# EXERCISE OBJECTIVE
Repeat every line exactly, keeping the pictures out of the copy.
________________
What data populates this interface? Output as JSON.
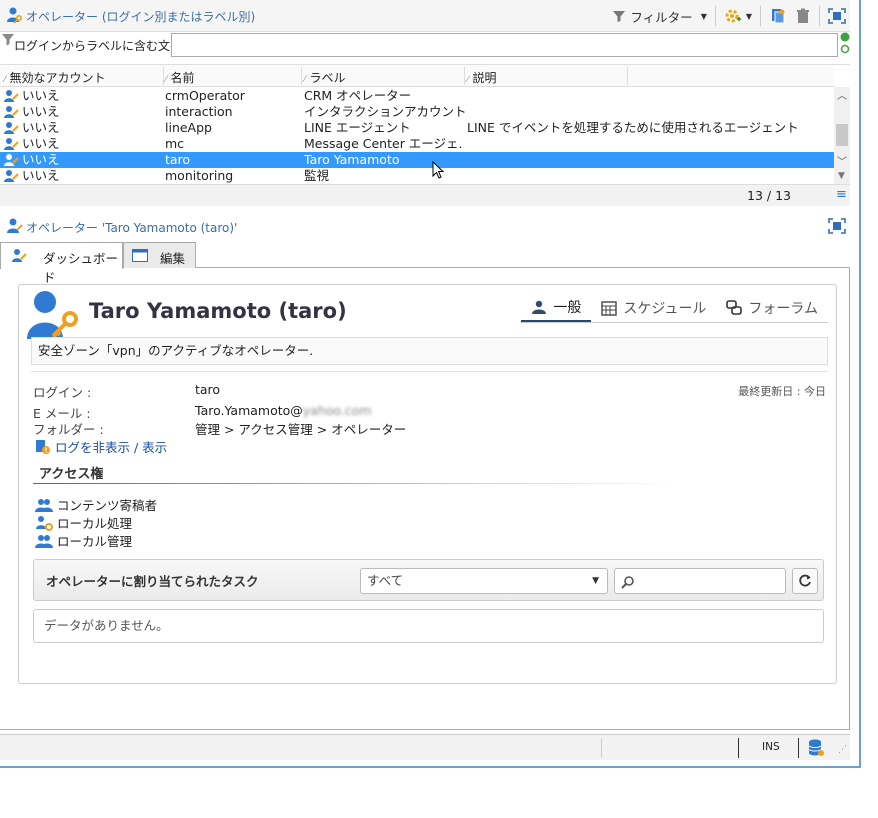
{
  "top_panel": {
    "title": "オペレーター (ログイン別またはラベル別)",
    "toolbar": {
      "filter_label": "フィルター"
    }
  },
  "filter": {
    "label": "ログインからラベルに含む文字:",
    "value": "",
    "placeholder": ""
  },
  "grid": {
    "columns": [
      "無効なアカウント",
      "名前",
      "ラベル",
      "説明"
    ],
    "rows": [
      {
        "disabled": "いいえ",
        "name": "crmOperator",
        "label": "CRM オペレーター",
        "description": ""
      },
      {
        "disabled": "いいえ",
        "name": "interaction",
        "label": "インタラクションアカウント",
        "description": ""
      },
      {
        "disabled": "いいえ",
        "name": "lineApp",
        "label": "LINE エージェント",
        "description": "LINE でイベントを処理するために使用されるエージェント"
      },
      {
        "disabled": "いいえ",
        "name": "mc",
        "label": "Message Center エージェ...",
        "description": ""
      },
      {
        "disabled": "いいえ",
        "name": "taro",
        "label": "Taro Yamamoto",
        "description": "",
        "selected": true
      },
      {
        "disabled": "いいえ",
        "name": "monitoring",
        "label": "監視",
        "description": ""
      }
    ],
    "pager": "13 / 13"
  },
  "detail": {
    "title": "オペレーター 'Taro Yamamoto (taro)'",
    "tabs": [
      "ダッシュボード",
      "編集"
    ]
  },
  "card": {
    "user_name": "Taro Yamamoto (taro)",
    "view_tabs": [
      "一般",
      "スケジュール",
      "フォーラム"
    ],
    "summary": "安全ゾーン「vpn」のアクティブなオペレーター.",
    "fields": {
      "login_label": "ログイン :",
      "login_value": "taro",
      "email_label": "E メール :",
      "email_value": "Taro.Yamamoto@",
      "email_domain": "yahoo.com",
      "folder_label": "フォルダー :",
      "folder_value": "管理 > アクセス管理 > オペレーター"
    },
    "updated": "最終更新日 : 今日",
    "log_link": "ログを非表示 / 表示",
    "access_title": "アクセス権",
    "permissions": [
      "コンテンツ寄稿者",
      "ローカル処理",
      "ローカル管理"
    ],
    "tasks": {
      "title": "オペレーターに割り当てられたタスク",
      "select_value": "すべて",
      "empty": "データがありません。"
    }
  },
  "statusbar": {
    "ins": "INS"
  },
  "colors": {
    "accent": "#3a6ea5",
    "selection": "#3399ff",
    "icon_blue": "#2f7bd1",
    "icon_orange": "#f0a020"
  }
}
________________
# ANSWER FOR THIS EXERCISE
What data populates this interface? Output as JSON.
{
  "top_panel": {
    "title": "オペレーター (ログイン別またはラベル別)",
    "toolbar": {
      "filter_label": "フィルター"
    }
  },
  "filter": {
    "label": "ログインからラベルに含む文字:",
    "value": "",
    "placeholder": ""
  },
  "grid": {
    "columns": [
      "無効なアカウント",
      "名前",
      "ラベル",
      "説明"
    ],
    "rows": [
      {
        "disabled": "いいえ",
        "name": "crmOperator",
        "label": "CRM オペレーター",
        "description": ""
      },
      {
        "disabled": "いいえ",
        "name": "interaction",
        "label": "インタラクションアカウント",
        "description": ""
      },
      {
        "disabled": "いいえ",
        "name": "lineApp",
        "label": "LINE エージェント",
        "description": "LINE でイベントを処理するために使用されるエージェント"
      },
      {
        "disabled": "いいえ",
        "name": "mc",
        "label": "Message Center エージェ...",
        "description": ""
      },
      {
        "disabled": "いいえ",
        "name": "taro",
        "label": "Taro Yamamoto",
        "description": "",
        "selected": true
      },
      {
        "disabled": "いいえ",
        "name": "monitoring",
        "label": "監視",
        "description": ""
      }
    ],
    "pager": "13 / 13"
  },
  "detail": {
    "title": "オペレーター 'Taro Yamamoto (taro)'",
    "tabs": [
      "ダッシュボード",
      "編集"
    ]
  },
  "card": {
    "user_name": "Taro Yamamoto (taro)",
    "view_tabs": [
      "一般",
      "スケジュール",
      "フォーラム"
    ],
    "summary": "安全ゾーン「vpn」のアクティブなオペレーター.",
    "fields": {
      "login_label": "ログイン :",
      "login_value": "taro",
      "email_label": "E メール :",
      "email_value": "Taro.Yamamoto@",
      "email_domain": "yahoo.com",
      "folder_label": "フォルダー :",
      "folder_value": "管理 > アクセス管理 > オペレーター"
    },
    "updated": "最終更新日 : 今日",
    "log_link": "ログを非表示 / 表示",
    "access_title": "アクセス権",
    "permissions": [
      "コンテンツ寄稿者",
      "ローカル処理",
      "ローカル管理"
    ],
    "tasks": {
      "title": "オペレーターに割り当てられたタスク",
      "select_value": "すべて",
      "empty": "データがありません。"
    }
  },
  "statusbar": {
    "ins": "INS"
  },
  "colors": {
    "accent": "#3a6ea5",
    "selection": "#3399ff",
    "icon_blue": "#2f7bd1",
    "icon_orange": "#f0a020"
  }
}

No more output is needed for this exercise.